# The problem
Locate every line below that contains the word "title" and copy it.

BEGIN

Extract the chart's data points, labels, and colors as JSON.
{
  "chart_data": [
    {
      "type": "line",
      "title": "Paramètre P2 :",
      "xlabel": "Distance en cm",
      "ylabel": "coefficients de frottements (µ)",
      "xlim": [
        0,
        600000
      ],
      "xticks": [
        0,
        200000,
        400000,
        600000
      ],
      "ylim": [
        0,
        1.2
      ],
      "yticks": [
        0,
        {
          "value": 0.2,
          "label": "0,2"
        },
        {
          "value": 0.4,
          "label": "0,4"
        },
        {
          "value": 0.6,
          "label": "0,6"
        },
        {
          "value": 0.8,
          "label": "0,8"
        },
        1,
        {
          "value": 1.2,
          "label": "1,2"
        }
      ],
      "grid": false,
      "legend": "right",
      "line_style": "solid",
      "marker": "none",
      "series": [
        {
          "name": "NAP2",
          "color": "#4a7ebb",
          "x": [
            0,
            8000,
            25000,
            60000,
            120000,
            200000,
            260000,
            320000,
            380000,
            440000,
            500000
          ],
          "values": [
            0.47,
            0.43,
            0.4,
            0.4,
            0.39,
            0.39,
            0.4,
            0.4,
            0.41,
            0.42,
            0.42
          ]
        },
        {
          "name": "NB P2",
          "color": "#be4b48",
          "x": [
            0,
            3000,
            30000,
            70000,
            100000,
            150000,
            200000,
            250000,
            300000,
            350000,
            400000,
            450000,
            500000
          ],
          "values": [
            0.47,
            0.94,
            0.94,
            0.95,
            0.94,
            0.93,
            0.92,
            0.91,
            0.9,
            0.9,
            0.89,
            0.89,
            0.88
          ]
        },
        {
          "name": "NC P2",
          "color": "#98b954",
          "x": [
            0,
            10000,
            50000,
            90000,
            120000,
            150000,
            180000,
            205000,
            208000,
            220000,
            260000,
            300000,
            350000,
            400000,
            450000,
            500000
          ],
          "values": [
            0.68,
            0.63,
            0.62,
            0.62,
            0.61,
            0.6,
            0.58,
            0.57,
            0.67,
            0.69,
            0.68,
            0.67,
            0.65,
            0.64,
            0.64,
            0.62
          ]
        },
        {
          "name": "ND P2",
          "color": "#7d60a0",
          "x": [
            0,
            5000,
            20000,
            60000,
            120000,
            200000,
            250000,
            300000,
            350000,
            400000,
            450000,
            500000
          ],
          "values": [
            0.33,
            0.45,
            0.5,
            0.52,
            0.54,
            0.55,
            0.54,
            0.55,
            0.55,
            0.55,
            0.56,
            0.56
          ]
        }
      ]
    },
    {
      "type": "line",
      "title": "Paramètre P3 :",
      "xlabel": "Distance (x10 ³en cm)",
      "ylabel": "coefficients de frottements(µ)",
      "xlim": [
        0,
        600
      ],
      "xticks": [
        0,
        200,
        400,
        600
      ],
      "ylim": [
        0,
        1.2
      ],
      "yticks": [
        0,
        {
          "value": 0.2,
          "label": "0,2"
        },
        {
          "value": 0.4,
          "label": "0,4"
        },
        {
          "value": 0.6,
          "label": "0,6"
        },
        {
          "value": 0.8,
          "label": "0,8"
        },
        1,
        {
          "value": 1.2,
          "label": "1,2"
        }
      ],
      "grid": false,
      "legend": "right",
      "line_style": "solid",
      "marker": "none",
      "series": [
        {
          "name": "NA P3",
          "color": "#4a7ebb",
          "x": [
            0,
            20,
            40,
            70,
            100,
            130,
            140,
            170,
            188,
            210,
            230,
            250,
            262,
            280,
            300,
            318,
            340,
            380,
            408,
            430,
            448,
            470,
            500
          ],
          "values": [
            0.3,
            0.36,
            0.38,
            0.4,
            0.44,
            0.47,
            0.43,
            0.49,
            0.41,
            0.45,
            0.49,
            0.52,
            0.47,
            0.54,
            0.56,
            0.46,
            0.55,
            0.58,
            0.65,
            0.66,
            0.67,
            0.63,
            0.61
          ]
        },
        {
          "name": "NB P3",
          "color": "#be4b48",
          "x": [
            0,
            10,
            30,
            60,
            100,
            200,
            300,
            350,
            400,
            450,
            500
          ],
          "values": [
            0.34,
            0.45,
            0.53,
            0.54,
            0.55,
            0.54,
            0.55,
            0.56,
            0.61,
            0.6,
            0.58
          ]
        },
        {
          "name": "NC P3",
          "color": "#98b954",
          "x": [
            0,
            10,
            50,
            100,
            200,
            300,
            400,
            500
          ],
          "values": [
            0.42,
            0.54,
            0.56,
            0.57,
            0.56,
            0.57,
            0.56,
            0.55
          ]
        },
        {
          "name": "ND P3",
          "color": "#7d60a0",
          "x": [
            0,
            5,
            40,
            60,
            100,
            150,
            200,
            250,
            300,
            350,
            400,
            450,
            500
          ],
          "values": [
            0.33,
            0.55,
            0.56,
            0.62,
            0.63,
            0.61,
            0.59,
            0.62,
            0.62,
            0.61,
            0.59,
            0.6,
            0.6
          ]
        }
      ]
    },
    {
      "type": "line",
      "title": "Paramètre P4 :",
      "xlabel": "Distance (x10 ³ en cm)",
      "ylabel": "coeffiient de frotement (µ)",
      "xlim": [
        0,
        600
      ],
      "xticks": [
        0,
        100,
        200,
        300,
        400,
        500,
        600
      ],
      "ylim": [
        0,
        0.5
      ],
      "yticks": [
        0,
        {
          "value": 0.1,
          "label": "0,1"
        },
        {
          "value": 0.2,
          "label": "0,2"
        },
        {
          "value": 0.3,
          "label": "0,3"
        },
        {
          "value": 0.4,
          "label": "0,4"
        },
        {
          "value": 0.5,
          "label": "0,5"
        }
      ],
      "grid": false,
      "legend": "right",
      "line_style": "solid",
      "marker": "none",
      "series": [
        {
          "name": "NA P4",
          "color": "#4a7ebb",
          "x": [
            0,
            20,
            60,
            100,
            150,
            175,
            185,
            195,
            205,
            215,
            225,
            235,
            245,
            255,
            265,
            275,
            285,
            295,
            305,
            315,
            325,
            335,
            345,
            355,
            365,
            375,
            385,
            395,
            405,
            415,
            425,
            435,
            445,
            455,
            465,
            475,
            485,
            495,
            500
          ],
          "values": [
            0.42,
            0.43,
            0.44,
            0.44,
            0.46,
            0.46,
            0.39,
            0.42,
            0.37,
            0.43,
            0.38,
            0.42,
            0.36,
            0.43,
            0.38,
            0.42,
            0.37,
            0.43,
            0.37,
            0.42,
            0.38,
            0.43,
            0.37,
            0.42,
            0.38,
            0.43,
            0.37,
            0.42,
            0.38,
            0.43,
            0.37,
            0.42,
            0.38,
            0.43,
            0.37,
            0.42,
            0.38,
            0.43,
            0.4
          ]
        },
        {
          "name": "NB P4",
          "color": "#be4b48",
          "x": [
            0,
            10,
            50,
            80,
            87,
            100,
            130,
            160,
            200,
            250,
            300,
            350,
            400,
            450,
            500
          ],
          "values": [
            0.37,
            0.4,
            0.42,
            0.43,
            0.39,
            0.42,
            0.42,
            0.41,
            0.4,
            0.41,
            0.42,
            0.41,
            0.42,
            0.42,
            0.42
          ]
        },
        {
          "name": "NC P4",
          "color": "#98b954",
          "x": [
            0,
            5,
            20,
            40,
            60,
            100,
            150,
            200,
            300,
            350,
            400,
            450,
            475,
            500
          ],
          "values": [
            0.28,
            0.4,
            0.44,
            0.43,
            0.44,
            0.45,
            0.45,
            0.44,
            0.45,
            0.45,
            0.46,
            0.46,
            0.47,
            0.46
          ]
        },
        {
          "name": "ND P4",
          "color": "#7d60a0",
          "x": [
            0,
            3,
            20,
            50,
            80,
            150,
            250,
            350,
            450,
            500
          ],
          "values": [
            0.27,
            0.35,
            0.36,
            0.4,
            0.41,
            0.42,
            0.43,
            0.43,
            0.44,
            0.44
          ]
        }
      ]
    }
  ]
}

END

# Exercise response
      "title": "Paramètre P2 :",
      "title": "Paramètre P3 :",
      "title": "Paramètre P4 :",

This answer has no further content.